▸ **Exercise task**: List every line in this data where the string "JSON" occurs.

▸ **Data shown**:
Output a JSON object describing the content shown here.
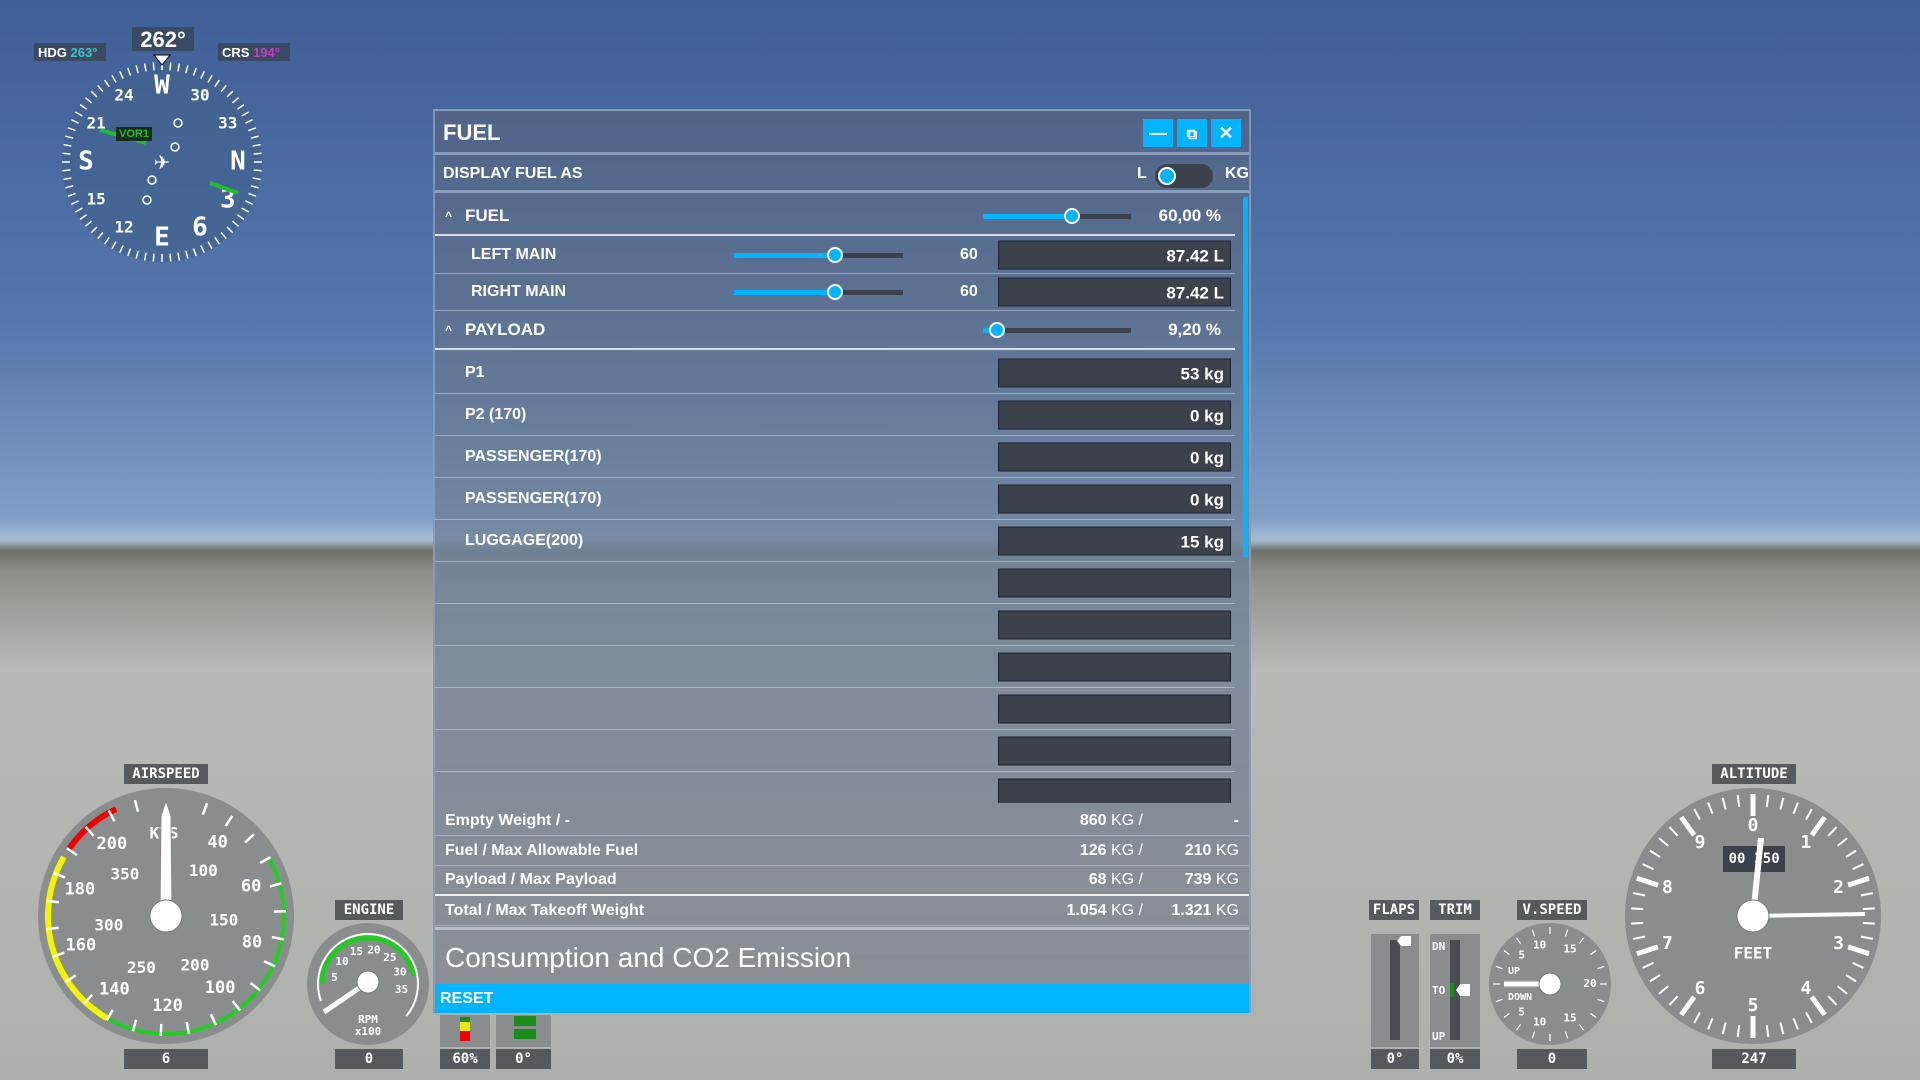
{
  "compass": {
    "heading_value": "262°",
    "hdg_label": "HDG",
    "hdg_value": "263°",
    "crs_label": "CRS",
    "crs_value": "194°",
    "nav_source": "VOR1",
    "cardinals": [
      "W",
      "30",
      "33",
      "N",
      "3",
      "6",
      "E",
      "12",
      "15",
      "S",
      "21",
      "24"
    ],
    "colors": {
      "hdg": "#3fc0c8",
      "crs": "#c040c0",
      "needle": "#1fbf2a"
    }
  },
  "panel": {
    "title": "FUEL",
    "minimize_icon": "minimize-icon",
    "popout_icon": "external-window-icon",
    "close_icon": "close-icon",
    "display_label": "DISPLAY FUEL AS",
    "unit_left": "L",
    "unit_right": "KG",
    "unit_selected": "L",
    "fuel": {
      "label": "FUEL",
      "percent": "60,00 %",
      "fraction": 0.6,
      "tanks": [
        {
          "name": "LEFT MAIN",
          "value": "60",
          "amount": "87.42 L",
          "fraction": 0.6
        },
        {
          "name": "RIGHT MAIN",
          "value": "60",
          "amount": "87.42 L",
          "fraction": 0.6
        }
      ]
    },
    "payload": {
      "label": "PAYLOAD",
      "percent": "9,20 %",
      "fraction": 0.092,
      "stations": [
        {
          "name": "P1",
          "amount": "53 kg"
        },
        {
          "name": "P2 (170)",
          "amount": "0 kg"
        },
        {
          "name": "PASSENGER(170)",
          "amount": "0 kg"
        },
        {
          "name": "PASSENGER(170)",
          "amount": "0 kg"
        },
        {
          "name": "LUGGAGE(200)",
          "amount": "15 kg"
        },
        {
          "name": "",
          "amount": ""
        },
        {
          "name": "",
          "amount": ""
        },
        {
          "name": "",
          "amount": ""
        },
        {
          "name": "",
          "amount": ""
        },
        {
          "name": "",
          "amount": ""
        },
        {
          "name": "",
          "amount": ""
        }
      ]
    },
    "summary": [
      {
        "label": "Empty Weight / -",
        "value": "860",
        "unit": "KG /",
        "max": "-",
        "max_unit": ""
      },
      {
        "label": "Fuel / Max Allowable Fuel",
        "value": "126",
        "unit": "KG /",
        "max": "210",
        "max_unit": "KG"
      },
      {
        "label": "Payload / Max Payload",
        "value": "68",
        "unit": "KG /",
        "max": "739",
        "max_unit": "KG"
      },
      {
        "label": "Total / Max Takeoff Weight",
        "value": "1.054",
        "unit": "KG /",
        "max": "1.321",
        "max_unit": "KG"
      }
    ],
    "consumption_title": "Consumption and CO2 Emission",
    "reset_label": "RESET",
    "accent": "#00b4ff"
  },
  "instruments": {
    "airspeed": {
      "label": "AIRSPEED",
      "unit": "KTS",
      "readout": "6",
      "outer": [
        "40",
        "60",
        "80",
        "100",
        "120",
        "140",
        "160",
        "180",
        "200"
      ],
      "inner": [
        "100",
        "150",
        "200",
        "250",
        "300",
        "350"
      ]
    },
    "engine": {
      "label": "ENGINE",
      "unit": "RPM",
      "unit2": "x100",
      "readout": "0",
      "ticks": [
        "5",
        "10",
        "15",
        "20",
        "25",
        "30",
        "35"
      ]
    },
    "fuel_ind": {
      "readout": "60%"
    },
    "flaps_ind": {
      "readout": "0°"
    },
    "flaps": {
      "label": "FLAPS",
      "readout": "0°"
    },
    "trim": {
      "label": "TRIM",
      "readout": "0%",
      "dn": "DN",
      "to": "TO",
      "up": "UP"
    },
    "vspeed": {
      "label": "V.SPEED",
      "readout": "0",
      "up": "UP",
      "down": "DOWN",
      "ticks": [
        "5",
        "10",
        "15",
        "20",
        "15",
        "10",
        "5"
      ]
    },
    "altitude": {
      "label": "ALTITUDE",
      "unit": "FEET",
      "readout": "247",
      "drum": "00",
      "drum_value": "250",
      "digits": [
        "0",
        "1",
        "2",
        "3",
        "4",
        "5",
        "6",
        "7",
        "8",
        "9"
      ]
    }
  }
}
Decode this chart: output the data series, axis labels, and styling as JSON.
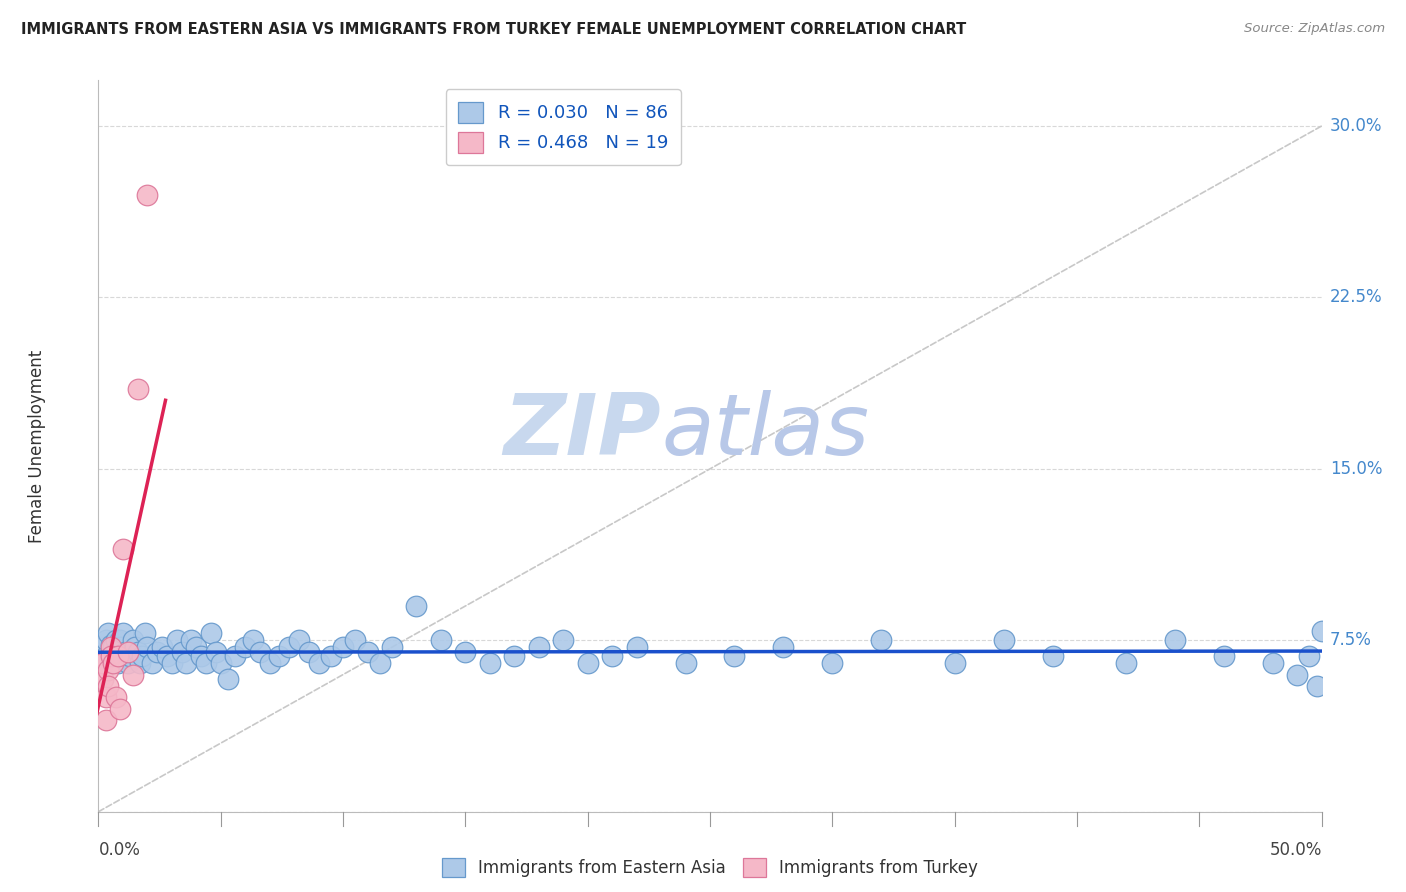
{
  "title": "IMMIGRANTS FROM EASTERN ASIA VS IMMIGRANTS FROM TURKEY FEMALE UNEMPLOYMENT CORRELATION CHART",
  "source": "Source: ZipAtlas.com",
  "ylabel": "Female Unemployment",
  "xlim": [
    0.0,
    0.5
  ],
  "ylim": [
    0.0,
    0.32
  ],
  "yticks": [
    0.0,
    0.075,
    0.15,
    0.225,
    0.3
  ],
  "ytick_labels": [
    "",
    "7.5%",
    "15.0%",
    "22.5%",
    "30.0%"
  ],
  "xtick_labels": [
    "0.0%",
    "",
    "",
    "",
    "",
    "",
    "",
    "",
    "",
    "",
    "50.0%"
  ],
  "legend_r1": "R = 0.030",
  "legend_n1": "N = 86",
  "legend_r2": "R = 0.468",
  "legend_n2": "N = 19",
  "color_blue_fill": "#adc9e8",
  "color_blue_edge": "#6699cc",
  "color_pink_fill": "#f5b8c8",
  "color_pink_edge": "#dd7799",
  "color_trend_blue": "#1a50cc",
  "color_trend_pink": "#dd2255",
  "color_diag": "#c8c8c8",
  "watermark_zip": "ZIP",
  "watermark_atlas": "atlas",
  "watermark_color_zip": "#c8d8ee",
  "watermark_color_atlas": "#b8c8e8",
  "grid_color": "#d8d8d8",
  "eastern_asia_x": [
    0.002,
    0.003,
    0.003,
    0.004,
    0.004,
    0.005,
    0.005,
    0.005,
    0.006,
    0.006,
    0.007,
    0.007,
    0.008,
    0.008,
    0.009,
    0.009,
    0.01,
    0.01,
    0.011,
    0.012,
    0.013,
    0.014,
    0.015,
    0.016,
    0.017,
    0.018,
    0.019,
    0.02,
    0.022,
    0.024,
    0.026,
    0.028,
    0.03,
    0.032,
    0.034,
    0.036,
    0.038,
    0.04,
    0.042,
    0.044,
    0.046,
    0.048,
    0.05,
    0.053,
    0.056,
    0.06,
    0.063,
    0.066,
    0.07,
    0.074,
    0.078,
    0.082,
    0.086,
    0.09,
    0.095,
    0.1,
    0.105,
    0.11,
    0.115,
    0.12,
    0.13,
    0.14,
    0.15,
    0.16,
    0.17,
    0.18,
    0.19,
    0.2,
    0.21,
    0.22,
    0.24,
    0.26,
    0.28,
    0.3,
    0.32,
    0.35,
    0.37,
    0.39,
    0.42,
    0.44,
    0.46,
    0.48,
    0.49,
    0.495,
    0.498,
    0.5
  ],
  "eastern_asia_y": [
    0.072,
    0.068,
    0.075,
    0.065,
    0.078,
    0.07,
    0.073,
    0.065,
    0.068,
    0.072,
    0.075,
    0.07,
    0.065,
    0.068,
    0.075,
    0.072,
    0.068,
    0.078,
    0.07,
    0.065,
    0.068,
    0.075,
    0.072,
    0.07,
    0.065,
    0.068,
    0.078,
    0.072,
    0.065,
    0.07,
    0.072,
    0.068,
    0.065,
    0.075,
    0.07,
    0.065,
    0.075,
    0.072,
    0.068,
    0.065,
    0.078,
    0.07,
    0.065,
    0.058,
    0.068,
    0.072,
    0.075,
    0.07,
    0.065,
    0.068,
    0.072,
    0.075,
    0.07,
    0.065,
    0.068,
    0.072,
    0.075,
    0.07,
    0.065,
    0.072,
    0.09,
    0.075,
    0.07,
    0.065,
    0.068,
    0.072,
    0.075,
    0.065,
    0.068,
    0.072,
    0.065,
    0.068,
    0.072,
    0.065,
    0.075,
    0.065,
    0.075,
    0.068,
    0.065,
    0.075,
    0.068,
    0.065,
    0.06,
    0.068,
    0.055,
    0.079
  ],
  "turkey_x": [
    0.001,
    0.001,
    0.002,
    0.002,
    0.003,
    0.003,
    0.004,
    0.004,
    0.005,
    0.005,
    0.006,
    0.007,
    0.008,
    0.009,
    0.01,
    0.012,
    0.014,
    0.016,
    0.02
  ],
  "turkey_y": [
    0.065,
    0.06,
    0.058,
    0.065,
    0.05,
    0.04,
    0.062,
    0.055,
    0.072,
    0.068,
    0.065,
    0.05,
    0.068,
    0.045,
    0.115,
    0.07,
    0.06,
    0.185,
    0.27
  ]
}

▸ **Solution to the problem**:
Output a JSON object describing the content shown here.
Decode this chart: output the data series, axis labels, and styling as JSON.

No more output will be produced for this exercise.